Extracted records:
'''

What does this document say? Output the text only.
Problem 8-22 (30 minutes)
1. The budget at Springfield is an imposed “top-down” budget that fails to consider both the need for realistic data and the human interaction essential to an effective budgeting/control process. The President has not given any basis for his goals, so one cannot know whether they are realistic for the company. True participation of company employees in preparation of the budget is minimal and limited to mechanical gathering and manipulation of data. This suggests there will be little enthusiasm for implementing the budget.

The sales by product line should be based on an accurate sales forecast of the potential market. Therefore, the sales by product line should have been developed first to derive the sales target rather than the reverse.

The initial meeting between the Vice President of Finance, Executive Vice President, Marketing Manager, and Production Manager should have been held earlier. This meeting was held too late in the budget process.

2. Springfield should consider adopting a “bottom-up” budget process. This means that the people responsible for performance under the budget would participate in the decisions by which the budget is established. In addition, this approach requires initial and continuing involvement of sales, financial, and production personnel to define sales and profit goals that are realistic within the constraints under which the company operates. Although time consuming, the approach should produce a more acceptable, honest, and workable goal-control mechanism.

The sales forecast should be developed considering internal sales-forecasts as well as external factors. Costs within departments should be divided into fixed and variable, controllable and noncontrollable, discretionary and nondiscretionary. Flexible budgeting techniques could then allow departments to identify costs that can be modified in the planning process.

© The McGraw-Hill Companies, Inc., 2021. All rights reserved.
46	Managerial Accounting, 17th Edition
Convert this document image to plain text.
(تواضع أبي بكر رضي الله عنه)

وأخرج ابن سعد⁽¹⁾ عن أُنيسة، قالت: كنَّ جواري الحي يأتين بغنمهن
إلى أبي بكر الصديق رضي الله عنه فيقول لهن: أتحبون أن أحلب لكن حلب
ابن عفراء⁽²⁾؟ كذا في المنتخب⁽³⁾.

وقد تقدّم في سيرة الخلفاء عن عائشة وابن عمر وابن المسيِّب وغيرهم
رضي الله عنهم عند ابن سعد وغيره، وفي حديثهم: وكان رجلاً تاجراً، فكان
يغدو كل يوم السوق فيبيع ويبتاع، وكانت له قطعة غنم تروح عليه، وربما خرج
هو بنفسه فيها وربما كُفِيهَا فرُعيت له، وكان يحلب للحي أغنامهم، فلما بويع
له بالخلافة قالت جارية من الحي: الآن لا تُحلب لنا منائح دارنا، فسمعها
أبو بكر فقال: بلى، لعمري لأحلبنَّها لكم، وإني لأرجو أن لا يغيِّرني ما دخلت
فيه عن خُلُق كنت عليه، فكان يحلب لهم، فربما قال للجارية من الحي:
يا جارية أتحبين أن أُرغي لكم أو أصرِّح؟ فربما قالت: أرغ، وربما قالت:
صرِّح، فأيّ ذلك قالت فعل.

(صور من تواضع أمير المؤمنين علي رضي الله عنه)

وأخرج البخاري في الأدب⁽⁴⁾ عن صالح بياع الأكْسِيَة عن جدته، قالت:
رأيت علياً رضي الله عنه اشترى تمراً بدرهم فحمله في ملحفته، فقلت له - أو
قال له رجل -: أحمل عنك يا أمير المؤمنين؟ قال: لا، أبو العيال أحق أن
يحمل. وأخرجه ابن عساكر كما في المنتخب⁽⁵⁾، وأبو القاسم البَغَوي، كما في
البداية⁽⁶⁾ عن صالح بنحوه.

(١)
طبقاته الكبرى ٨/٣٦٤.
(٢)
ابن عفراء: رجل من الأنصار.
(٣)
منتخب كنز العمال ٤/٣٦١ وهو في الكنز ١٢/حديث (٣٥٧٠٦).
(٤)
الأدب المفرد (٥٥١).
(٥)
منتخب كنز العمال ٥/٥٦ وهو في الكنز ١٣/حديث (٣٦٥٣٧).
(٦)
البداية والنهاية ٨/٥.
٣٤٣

'''

*GOAL*: Repeat the material above in full, keeping every word.

*REPLY TO THE TASK*:
What does this document say? Output the text only.
Problem 8-22 (30 minutes)
1. The budget at Springfield is an imposed “top-down” budget that fails to consider both the need for realistic data and the human interaction essential to an effective budgeting/control process. The President has not given any basis for his goals, so one cannot know whether they are realistic for the company. True participation of company employees in preparation of the budget is minimal and limited to mechanical gathering and manipulation of data. This suggests there will be little enthusiasm for implementing the budget.

The sales by product line should be based on an accurate sales forecast of the potential market. Therefore, the sales by product line should have been developed first to derive the sales target rather than the reverse.

The initial meeting between the Vice President of Finance, Executive Vice President, Marketing Manager, and Production Manager should have been held earlier. This meeting was held too late in the budget process.

2. Springfield should consider adopting a “bottom-up” budget process. This means that the people responsible for performance under the budget would participate in the decisions by which the budget is established. In addition, this approach requires initial and continuing involvement of sales, financial, and production personnel to define sales and profit goals that are realistic within the constraints under which the company operates. Although time consuming, the approach should produce a more acceptable, honest, and workable goal-control mechanism.

The sales forecast should be developed considering internal sales-forecasts as well as external factors. Costs within departments should be divided into fixed and variable, controllable and noncontrollable, discretionary and nondiscretionary. Flexible budgeting techniques could then allow departments to identify costs that can be modified in the planning process.

© The McGraw-Hill Companies, Inc., 2021. All rights reserved.
46	Managerial Accounting, 17th Edition
Convert this document image to plain text.
(تواضع أبي بكر رضي الله عنه)

وأخرج ابن سعد⁽¹⁾ عن أُنيسة، قالت: كنَّ جواري الحي يأتين بغنمهن
إلى أبي بكر الصديق رضي الله عنه فيقول لهن: أتحبون أن أحلب لكن حلب
ابن عفراء⁽²⁾؟ كذا في المنتخب⁽³⁾.

وقد تقدّم في سيرة الخلفاء عن عائشة وابن عمر وابن المسيِّب وغيرهم
رضي الله عنهم عند ابن سعد وغيره، وفي حديثهم: وكان رجلاً تاجراً، فكان
يغدو كل يوم السوق فيبيع ويبتاع، وكانت له قطعة غنم تروح عليه، وربما خرج
هو بنفسه فيها وربما كُفِيهَا فرُعيت له، وكان يحلب للحي أغنامهم، فلما بويع
له بالخلافة قالت جارية من الحي: الآن لا تُحلب لنا منائح دارنا، فسمعها
أبو بكر فقال: بلى، لعمري لأحلبنَّها لكم، وإني لأرجو أن لا يغيِّرني ما دخلت
فيه عن خُلُق كنت عليه، فكان يحلب لهم، فربما قال للجارية من الحي:
يا جارية أتحبين أن أُرغي لكم أو أصرِّح؟ فربما قالت: أرغ، وربما قالت:
صرِّح، فأيّ ذلك قالت فعل.

(صور من تواضع أمير المؤمنين علي رضي الله عنه)

وأخرج البخاري في الأدب⁽⁴⁾ عن صالح بياع الأكْسِيَة عن جدته، قالت:
رأيت علياً رضي الله عنه اشترى تمراً بدرهم فحمله في ملحفته، فقلت له - أو
قال له رجل -: أحمل عنك يا أمير المؤمنين؟ قال: لا، أبو العيال أحق أن
يحمل. وأخرجه ابن عساكر كما في المنتخب⁽⁵⁾، وأبو القاسم البَغَوي، كما في
البداية⁽⁶⁾ عن صالح بنحوه.

(١)
طبقاته الكبرى ٨/٣٦٤.
(٢)
ابن عفراء: رجل من الأنصار.
(٣)
منتخب كنز العمال ٤/٣٦١ وهو في الكنز ١٢/حديث (٣٥٧٠٦).
(٤)
الأدب المفرد (٥٥١).
(٥)
منتخب كنز العمال ٥/٥٦ وهو في الكنز ١٣/حديث (٣٦٥٣٧).
(٦)
البداية والنهاية ٨/٥.
٣٤٣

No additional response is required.